Go through the entries below and retype them exactly, omitting each picture.
══ Material for the task ══
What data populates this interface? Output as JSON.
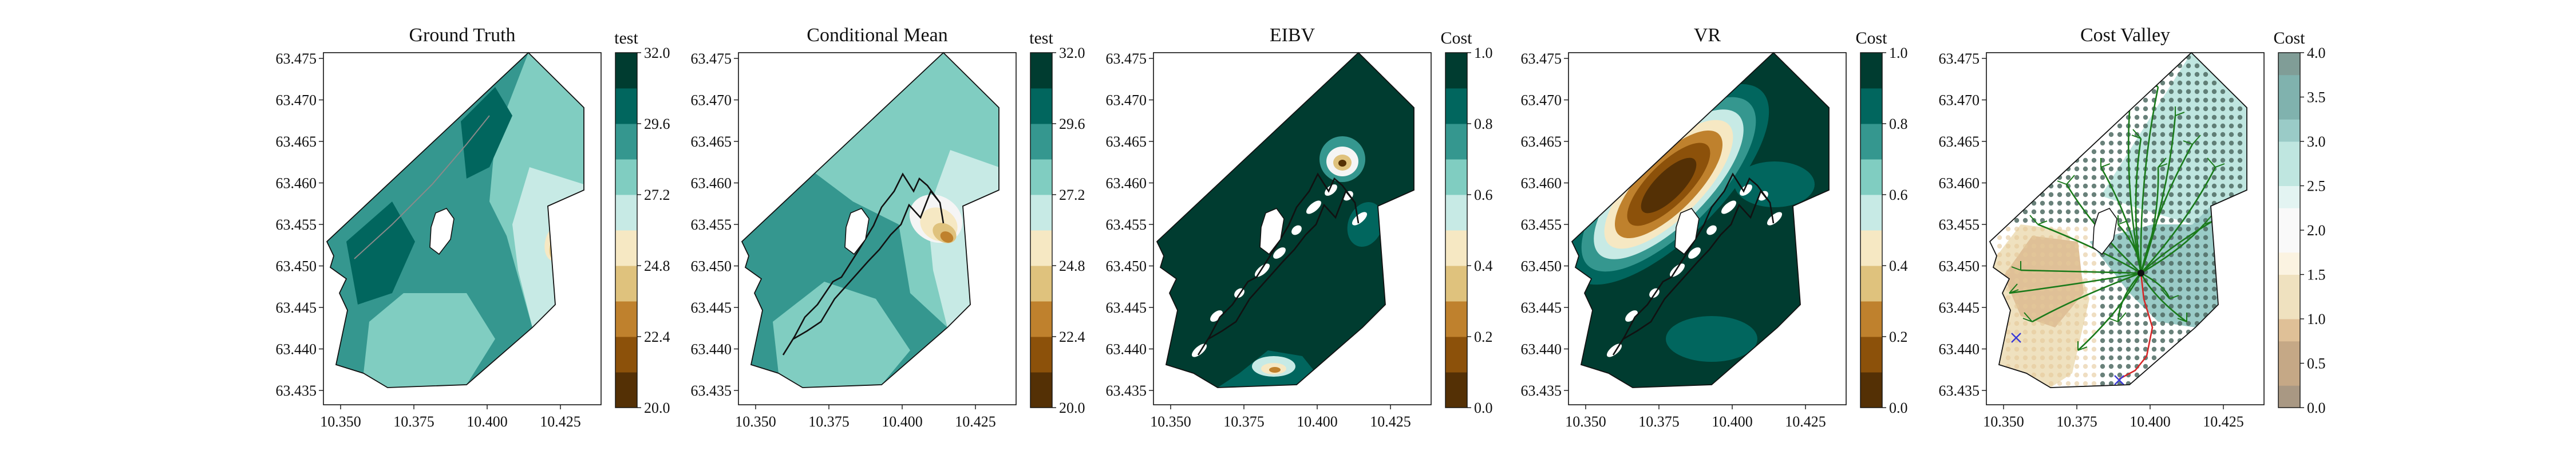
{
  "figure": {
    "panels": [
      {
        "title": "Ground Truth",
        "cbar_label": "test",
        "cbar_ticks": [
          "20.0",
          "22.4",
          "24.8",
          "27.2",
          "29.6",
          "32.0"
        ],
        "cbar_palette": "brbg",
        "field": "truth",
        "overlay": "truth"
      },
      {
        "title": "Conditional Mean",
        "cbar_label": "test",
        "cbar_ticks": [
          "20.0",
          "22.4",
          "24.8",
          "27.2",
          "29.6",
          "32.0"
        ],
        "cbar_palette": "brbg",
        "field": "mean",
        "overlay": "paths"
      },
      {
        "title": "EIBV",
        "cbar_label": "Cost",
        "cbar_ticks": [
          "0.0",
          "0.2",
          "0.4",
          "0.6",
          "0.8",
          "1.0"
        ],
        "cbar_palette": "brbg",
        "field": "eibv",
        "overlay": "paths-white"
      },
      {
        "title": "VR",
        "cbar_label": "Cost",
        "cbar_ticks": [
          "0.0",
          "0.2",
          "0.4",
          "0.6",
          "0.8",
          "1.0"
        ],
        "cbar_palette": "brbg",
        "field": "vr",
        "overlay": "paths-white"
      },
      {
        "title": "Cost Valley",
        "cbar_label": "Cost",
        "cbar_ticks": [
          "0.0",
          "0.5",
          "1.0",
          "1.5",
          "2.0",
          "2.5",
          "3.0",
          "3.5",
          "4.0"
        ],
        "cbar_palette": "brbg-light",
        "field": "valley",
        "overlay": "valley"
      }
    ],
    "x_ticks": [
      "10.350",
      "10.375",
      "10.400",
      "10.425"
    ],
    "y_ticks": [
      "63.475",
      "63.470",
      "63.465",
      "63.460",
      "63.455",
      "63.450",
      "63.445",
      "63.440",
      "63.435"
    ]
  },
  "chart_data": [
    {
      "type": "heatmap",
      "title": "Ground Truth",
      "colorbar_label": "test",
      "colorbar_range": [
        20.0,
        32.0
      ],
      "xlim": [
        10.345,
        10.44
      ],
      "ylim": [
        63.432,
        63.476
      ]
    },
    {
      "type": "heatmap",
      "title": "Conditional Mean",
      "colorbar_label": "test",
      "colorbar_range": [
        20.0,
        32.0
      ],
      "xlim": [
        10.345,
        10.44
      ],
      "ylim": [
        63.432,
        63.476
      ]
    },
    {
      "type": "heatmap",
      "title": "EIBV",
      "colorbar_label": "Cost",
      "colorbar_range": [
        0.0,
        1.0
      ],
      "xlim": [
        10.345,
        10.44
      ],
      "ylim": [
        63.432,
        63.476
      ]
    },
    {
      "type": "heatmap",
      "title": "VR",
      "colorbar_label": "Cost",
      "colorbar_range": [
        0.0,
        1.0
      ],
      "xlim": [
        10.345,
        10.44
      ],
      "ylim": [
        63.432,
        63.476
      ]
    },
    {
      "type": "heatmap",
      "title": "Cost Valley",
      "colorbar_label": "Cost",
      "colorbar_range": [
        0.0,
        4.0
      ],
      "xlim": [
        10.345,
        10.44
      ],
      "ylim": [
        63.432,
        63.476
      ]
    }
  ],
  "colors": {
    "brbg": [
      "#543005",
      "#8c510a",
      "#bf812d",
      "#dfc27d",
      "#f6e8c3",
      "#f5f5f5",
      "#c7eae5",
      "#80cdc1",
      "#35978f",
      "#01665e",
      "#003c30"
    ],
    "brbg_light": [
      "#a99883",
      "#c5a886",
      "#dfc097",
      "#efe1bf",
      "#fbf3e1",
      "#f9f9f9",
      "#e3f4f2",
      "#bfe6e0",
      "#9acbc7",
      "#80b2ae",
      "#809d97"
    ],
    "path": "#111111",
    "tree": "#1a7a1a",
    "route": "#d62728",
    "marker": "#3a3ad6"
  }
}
═══
> _Answer_:
What data populates this interface? Output as JSON.
{
  "figure": {
    "panels": [
      {
        "title": "Ground Truth",
        "cbar_label": "test",
        "cbar_ticks": [
          "20.0",
          "22.4",
          "24.8",
          "27.2",
          "29.6",
          "32.0"
        ],
        "cbar_palette": "brbg",
        "field": "truth",
        "overlay": "truth"
      },
      {
        "title": "Conditional Mean",
        "cbar_label": "test",
        "cbar_ticks": [
          "20.0",
          "22.4",
          "24.8",
          "27.2",
          "29.6",
          "32.0"
        ],
        "cbar_palette": "brbg",
        "field": "mean",
        "overlay": "paths"
      },
      {
        "title": "EIBV",
        "cbar_label": "Cost",
        "cbar_ticks": [
          "0.0",
          "0.2",
          "0.4",
          "0.6",
          "0.8",
          "1.0"
        ],
        "cbar_palette": "brbg",
        "field": "eibv",
        "overlay": "paths-white"
      },
      {
        "title": "VR",
        "cbar_label": "Cost",
        "cbar_ticks": [
          "0.0",
          "0.2",
          "0.4",
          "0.6",
          "0.8",
          "1.0"
        ],
        "cbar_palette": "brbg",
        "field": "vr",
        "overlay": "paths-white"
      },
      {
        "title": "Cost Valley",
        "cbar_label": "Cost",
        "cbar_ticks": [
          "0.0",
          "0.5",
          "1.0",
          "1.5",
          "2.0",
          "2.5",
          "3.0",
          "3.5",
          "4.0"
        ],
        "cbar_palette": "brbg-light",
        "field": "valley",
        "overlay": "valley"
      }
    ],
    "x_ticks": [
      "10.350",
      "10.375",
      "10.400",
      "10.425"
    ],
    "y_ticks": [
      "63.475",
      "63.470",
      "63.465",
      "63.460",
      "63.455",
      "63.450",
      "63.445",
      "63.440",
      "63.435"
    ]
  },
  "chart_data": [
    {
      "type": "heatmap",
      "title": "Ground Truth",
      "colorbar_label": "test",
      "colorbar_range": [
        20.0,
        32.0
      ],
      "xlim": [
        10.345,
        10.44
      ],
      "ylim": [
        63.432,
        63.476
      ]
    },
    {
      "type": "heatmap",
      "title": "Conditional Mean",
      "colorbar_label": "test",
      "colorbar_range": [
        20.0,
        32.0
      ],
      "xlim": [
        10.345,
        10.44
      ],
      "ylim": [
        63.432,
        63.476
      ]
    },
    {
      "type": "heatmap",
      "title": "EIBV",
      "colorbar_label": "Cost",
      "colorbar_range": [
        0.0,
        1.0
      ],
      "xlim": [
        10.345,
        10.44
      ],
      "ylim": [
        63.432,
        63.476
      ]
    },
    {
      "type": "heatmap",
      "title": "VR",
      "colorbar_label": "Cost",
      "colorbar_range": [
        0.0,
        1.0
      ],
      "xlim": [
        10.345,
        10.44
      ],
      "ylim": [
        63.432,
        63.476
      ]
    },
    {
      "type": "heatmap",
      "title": "Cost Valley",
      "colorbar_label": "Cost",
      "colorbar_range": [
        0.0,
        4.0
      ],
      "xlim": [
        10.345,
        10.44
      ],
      "ylim": [
        63.432,
        63.476
      ]
    }
  ],
  "colors": {
    "brbg": [
      "#543005",
      "#8c510a",
      "#bf812d",
      "#dfc27d",
      "#f6e8c3",
      "#f5f5f5",
      "#c7eae5",
      "#80cdc1",
      "#35978f",
      "#01665e",
      "#003c30"
    ],
    "brbg_light": [
      "#a99883",
      "#c5a886",
      "#dfc097",
      "#efe1bf",
      "#fbf3e1",
      "#f9f9f9",
      "#e3f4f2",
      "#bfe6e0",
      "#9acbc7",
      "#80b2ae",
      "#809d97"
    ],
    "path": "#111111",
    "tree": "#1a7a1a",
    "route": "#d62728",
    "marker": "#3a3ad6"
  }
}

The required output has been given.